### Kaynak metin
------------

Hırslar ve Şahsi İkballer uğrunda feda edilen Ahlaki Değerler mi yoksa sadece İnsan olmak mi?

Oktay İYİSARAÇ 24.01.2023

HIRSLAR VE ŞAHSİ İKBALLER UĞRUNDA FEDA EDİLEN AHLAKİ DEĞERLER Mİ YOKSA SADECE İNSAN OLMAK MI?

Hırs, salt bir şeyi ihtiraslı olarak isteme güdüsüdür. Azim ise zorluklara karşı metanetli, sabırlı ve kararlı olma durumudur. Azim; çalışmak, çabalamak ve nasip deyip hakkına razı olmaktır. Hırs ise daima daha fazlasını istemektir.

AZİM HIRS
Azim kelimesinin anlamı bir işteki engelleri yenme kararlılığıdır. Hedeften vazgeçmemektir ve oraya ulaşmak için var gücünle çalışmaktır. Ancak sonuca karışmamaktır. Sonucun Allah’ın (cc) takdiri olduğunu bilip kısmet demektir. Azimde sabır ve çalışmak vardır. Hırslı insan içinde hedefi çok önemlidir. Ancak bu hedefe ulaşırken helalı gözetmez. İstediğim olsun der ve de o yolun helal mi haram mı olduğunu düşünmez. Allah’ın (cc) rızasını kazanmak bu kimseler için önemli değildir. Sadece hedeflerine ulaşmak için her doğruyu göz ardı edebilirler.
Mallarınız ve canlarınız husûsunda mutlaka imtihan edileceksiniz; sizden önce kendilerine kitap verilenlerden ve müşriklerden birçok üzücü sözler işiteceksiniz. Eğer sabreder ve günahlardan sakınırsanız, elbette bu davranış, yapılmasında azimli ve kararlı olunması gereken en mühim işlerdendir.

(Âl-i İmrân / 186. Ayet)

Peygamber Efendimiz Hz Muhammed (SAV) gözlerini hırs bürümüş insanları bir hayvana benzetmiştir. Ka’b İbnu Malik (radıyallahu anh) anlatıyor: Resulûlullah (aleyhissalatu vesselam) buyurdular ki: “Bir sürüye salınan iki aç kurdun sürüye verdiği zarar, kişinin mal ve şeref hırsıyla dine verdiği zarardan daha fazla değildir.” Efendimiz (SAV) hırslı insanların hem kendilerine hem de etraflarına verdiği zarar hayvanların açlıktan gözleri dönmüş hallerine benzetmiştir.

------------

### Görevin amacı
Hırs ve azim üzerine yazıda hırs nasıl tanımlanıyor? Kayıtlar bu metinden değil, başka bir kaynaktan alınmıştır.

### Sıralanan kayıtlar
------------

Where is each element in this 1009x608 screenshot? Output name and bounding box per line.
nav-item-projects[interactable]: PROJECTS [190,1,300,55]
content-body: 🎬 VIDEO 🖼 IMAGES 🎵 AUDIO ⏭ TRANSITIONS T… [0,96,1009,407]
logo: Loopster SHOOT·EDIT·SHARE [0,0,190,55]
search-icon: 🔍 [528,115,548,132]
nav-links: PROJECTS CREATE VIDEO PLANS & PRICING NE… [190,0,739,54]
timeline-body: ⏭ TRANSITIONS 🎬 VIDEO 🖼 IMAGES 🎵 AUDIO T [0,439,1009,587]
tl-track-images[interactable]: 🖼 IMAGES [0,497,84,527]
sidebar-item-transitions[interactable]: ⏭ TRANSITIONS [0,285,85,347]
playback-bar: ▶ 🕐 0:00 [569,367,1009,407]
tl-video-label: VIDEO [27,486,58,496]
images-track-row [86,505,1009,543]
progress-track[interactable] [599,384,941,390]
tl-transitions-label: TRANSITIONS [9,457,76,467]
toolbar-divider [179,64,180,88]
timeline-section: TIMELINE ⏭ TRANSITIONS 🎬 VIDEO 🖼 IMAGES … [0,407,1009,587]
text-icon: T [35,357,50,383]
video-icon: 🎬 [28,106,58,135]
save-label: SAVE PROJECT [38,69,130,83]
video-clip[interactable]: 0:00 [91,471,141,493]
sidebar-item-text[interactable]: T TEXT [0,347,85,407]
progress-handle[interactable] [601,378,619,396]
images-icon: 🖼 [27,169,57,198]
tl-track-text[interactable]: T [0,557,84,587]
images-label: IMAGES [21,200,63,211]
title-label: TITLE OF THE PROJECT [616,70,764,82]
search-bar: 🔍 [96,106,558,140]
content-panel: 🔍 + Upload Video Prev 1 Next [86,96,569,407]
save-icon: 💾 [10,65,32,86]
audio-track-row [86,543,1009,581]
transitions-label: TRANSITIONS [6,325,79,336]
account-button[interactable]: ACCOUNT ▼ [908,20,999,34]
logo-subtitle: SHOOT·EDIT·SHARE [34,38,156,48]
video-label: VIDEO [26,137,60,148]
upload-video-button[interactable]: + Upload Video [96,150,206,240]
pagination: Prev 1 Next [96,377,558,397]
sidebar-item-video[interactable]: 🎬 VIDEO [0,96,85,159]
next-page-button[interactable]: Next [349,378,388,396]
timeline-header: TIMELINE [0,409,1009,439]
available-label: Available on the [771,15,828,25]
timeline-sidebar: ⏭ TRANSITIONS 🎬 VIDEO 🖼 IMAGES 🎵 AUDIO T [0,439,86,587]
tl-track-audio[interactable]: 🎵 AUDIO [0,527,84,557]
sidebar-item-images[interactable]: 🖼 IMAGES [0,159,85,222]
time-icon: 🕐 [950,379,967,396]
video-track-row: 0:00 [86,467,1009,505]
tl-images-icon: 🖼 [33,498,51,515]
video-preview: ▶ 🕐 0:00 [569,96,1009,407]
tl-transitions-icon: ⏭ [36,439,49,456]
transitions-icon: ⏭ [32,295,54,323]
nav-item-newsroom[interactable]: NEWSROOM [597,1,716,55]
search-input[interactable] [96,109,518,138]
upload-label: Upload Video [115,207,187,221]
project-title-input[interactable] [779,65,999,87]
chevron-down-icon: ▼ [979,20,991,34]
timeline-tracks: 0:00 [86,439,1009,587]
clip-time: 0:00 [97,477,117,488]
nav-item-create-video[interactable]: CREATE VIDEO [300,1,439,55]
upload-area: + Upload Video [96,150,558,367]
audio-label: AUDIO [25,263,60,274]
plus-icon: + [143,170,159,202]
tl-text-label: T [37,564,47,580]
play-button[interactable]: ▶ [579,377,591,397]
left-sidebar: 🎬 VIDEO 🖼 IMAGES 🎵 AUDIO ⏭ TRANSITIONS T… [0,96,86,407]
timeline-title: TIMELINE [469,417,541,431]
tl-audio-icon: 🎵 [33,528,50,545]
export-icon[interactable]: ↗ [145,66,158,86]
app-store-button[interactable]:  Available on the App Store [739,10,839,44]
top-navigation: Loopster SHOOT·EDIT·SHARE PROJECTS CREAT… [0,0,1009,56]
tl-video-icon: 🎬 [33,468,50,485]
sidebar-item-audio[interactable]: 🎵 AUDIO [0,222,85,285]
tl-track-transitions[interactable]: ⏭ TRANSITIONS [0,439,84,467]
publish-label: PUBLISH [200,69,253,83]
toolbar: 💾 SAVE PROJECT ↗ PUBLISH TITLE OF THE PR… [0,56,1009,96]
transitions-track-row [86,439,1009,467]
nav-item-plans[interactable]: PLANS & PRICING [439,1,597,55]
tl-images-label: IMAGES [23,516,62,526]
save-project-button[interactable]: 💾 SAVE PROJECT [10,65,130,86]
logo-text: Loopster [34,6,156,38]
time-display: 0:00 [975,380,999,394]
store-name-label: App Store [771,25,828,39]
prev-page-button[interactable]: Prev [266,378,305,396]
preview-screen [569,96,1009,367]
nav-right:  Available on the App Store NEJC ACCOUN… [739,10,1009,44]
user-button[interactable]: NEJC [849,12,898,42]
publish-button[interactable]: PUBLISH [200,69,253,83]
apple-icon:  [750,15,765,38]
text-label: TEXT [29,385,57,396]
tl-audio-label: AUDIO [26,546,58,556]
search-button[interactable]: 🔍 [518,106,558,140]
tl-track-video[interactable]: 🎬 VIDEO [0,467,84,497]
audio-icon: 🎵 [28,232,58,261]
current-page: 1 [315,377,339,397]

------------

### Görevin çözümü
Hırs, salt bir şeyi ihtiraslı olarak isteme güdüsüdür.